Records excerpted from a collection
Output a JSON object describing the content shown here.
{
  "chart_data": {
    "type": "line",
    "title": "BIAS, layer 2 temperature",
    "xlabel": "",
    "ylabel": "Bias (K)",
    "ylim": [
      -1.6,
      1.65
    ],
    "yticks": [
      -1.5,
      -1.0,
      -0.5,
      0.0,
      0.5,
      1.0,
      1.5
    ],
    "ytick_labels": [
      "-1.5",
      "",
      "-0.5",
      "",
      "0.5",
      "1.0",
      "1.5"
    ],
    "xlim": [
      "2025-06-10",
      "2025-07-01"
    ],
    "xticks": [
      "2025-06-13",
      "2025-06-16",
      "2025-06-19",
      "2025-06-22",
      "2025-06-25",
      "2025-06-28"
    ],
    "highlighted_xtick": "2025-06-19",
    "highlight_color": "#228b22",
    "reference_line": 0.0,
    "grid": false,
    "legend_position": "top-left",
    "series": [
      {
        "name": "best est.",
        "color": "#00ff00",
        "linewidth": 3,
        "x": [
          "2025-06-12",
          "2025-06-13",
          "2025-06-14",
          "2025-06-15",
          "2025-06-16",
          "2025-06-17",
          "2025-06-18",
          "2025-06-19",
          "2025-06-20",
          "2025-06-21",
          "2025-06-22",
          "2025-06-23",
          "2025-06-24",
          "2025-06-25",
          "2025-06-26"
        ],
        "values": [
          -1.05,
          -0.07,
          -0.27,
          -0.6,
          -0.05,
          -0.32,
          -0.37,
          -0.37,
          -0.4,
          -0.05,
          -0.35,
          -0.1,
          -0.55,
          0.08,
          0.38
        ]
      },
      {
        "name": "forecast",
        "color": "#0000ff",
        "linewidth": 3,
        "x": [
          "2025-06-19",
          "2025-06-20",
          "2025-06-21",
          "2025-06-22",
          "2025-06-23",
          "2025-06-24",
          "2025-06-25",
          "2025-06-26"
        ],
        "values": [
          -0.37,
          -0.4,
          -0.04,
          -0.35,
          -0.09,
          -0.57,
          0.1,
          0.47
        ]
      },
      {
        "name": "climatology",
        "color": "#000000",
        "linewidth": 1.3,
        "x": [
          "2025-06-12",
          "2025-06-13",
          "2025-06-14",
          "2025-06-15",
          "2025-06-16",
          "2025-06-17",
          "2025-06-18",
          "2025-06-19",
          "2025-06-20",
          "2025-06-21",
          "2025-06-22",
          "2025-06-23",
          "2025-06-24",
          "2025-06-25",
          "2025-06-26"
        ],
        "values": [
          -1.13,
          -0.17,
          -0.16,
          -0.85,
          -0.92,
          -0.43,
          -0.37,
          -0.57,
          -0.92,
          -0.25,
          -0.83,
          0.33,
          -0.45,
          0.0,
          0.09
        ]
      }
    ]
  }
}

EXERCISE TASK: Print out every entry, keeping each one exact.

COMPLETE ANSWER:
Output a JSON object describing the content shown here.
{
  "chart_data": {
    "type": "line",
    "title": "BIAS, layer 2 temperature",
    "xlabel": "",
    "ylabel": "Bias (K)",
    "ylim": [
      -1.6,
      1.65
    ],
    "yticks": [
      -1.5,
      -1.0,
      -0.5,
      0.0,
      0.5,
      1.0,
      1.5
    ],
    "ytick_labels": [
      "-1.5",
      "",
      "-0.5",
      "",
      "0.5",
      "1.0",
      "1.5"
    ],
    "xlim": [
      "2025-06-10",
      "2025-07-01"
    ],
    "xticks": [
      "2025-06-13",
      "2025-06-16",
      "2025-06-19",
      "2025-06-22",
      "2025-06-25",
      "2025-06-28"
    ],
    "highlighted_xtick": "2025-06-19",
    "highlight_color": "#228b22",
    "reference_line": 0.0,
    "grid": false,
    "legend_position": "top-left",
    "series": [
      {
        "name": "best est.",
        "color": "#00ff00",
        "linewidth": 3,
        "x": [
          "2025-06-12",
          "2025-06-13",
          "2025-06-14",
          "2025-06-15",
          "2025-06-16",
          "2025-06-17",
          "2025-06-18",
          "2025-06-19",
          "2025-06-20",
          "2025-06-21",
          "2025-06-22",
          "2025-06-23",
          "2025-06-24",
          "2025-06-25",
          "2025-06-26"
        ],
        "values": [
          -1.05,
          -0.07,
          -0.27,
          -0.6,
          -0.05,
          -0.32,
          -0.37,
          -0.37,
          -0.4,
          -0.05,
          -0.35,
          -0.1,
          -0.55,
          0.08,
          0.38
        ]
      },
      {
        "name": "forecast",
        "color": "#0000ff",
        "linewidth": 3,
        "x": [
          "2025-06-19",
          "2025-06-20",
          "2025-06-21",
          "2025-06-22",
          "2025-06-23",
          "2025-06-24",
          "2025-06-25",
          "2025-06-26"
        ],
        "values": [
          -0.37,
          -0.4,
          -0.04,
          -0.35,
          -0.09,
          -0.57,
          0.1,
          0.47
        ]
      },
      {
        "name": "climatology",
        "color": "#000000",
        "linewidth": 1.3,
        "x": [
          "2025-06-12",
          "2025-06-13",
          "2025-06-14",
          "2025-06-15",
          "2025-06-16",
          "2025-06-17",
          "2025-06-18",
          "2025-06-19",
          "2025-06-20",
          "2025-06-21",
          "2025-06-22",
          "2025-06-23",
          "2025-06-24",
          "2025-06-25",
          "2025-06-26"
        ],
        "values": [
          -1.13,
          -0.17,
          -0.16,
          -0.85,
          -0.92,
          -0.43,
          -0.37,
          -0.57,
          -0.92,
          -0.25,
          -0.83,
          0.33,
          -0.45,
          0.0,
          0.09
        ]
      }
    ]
  }
}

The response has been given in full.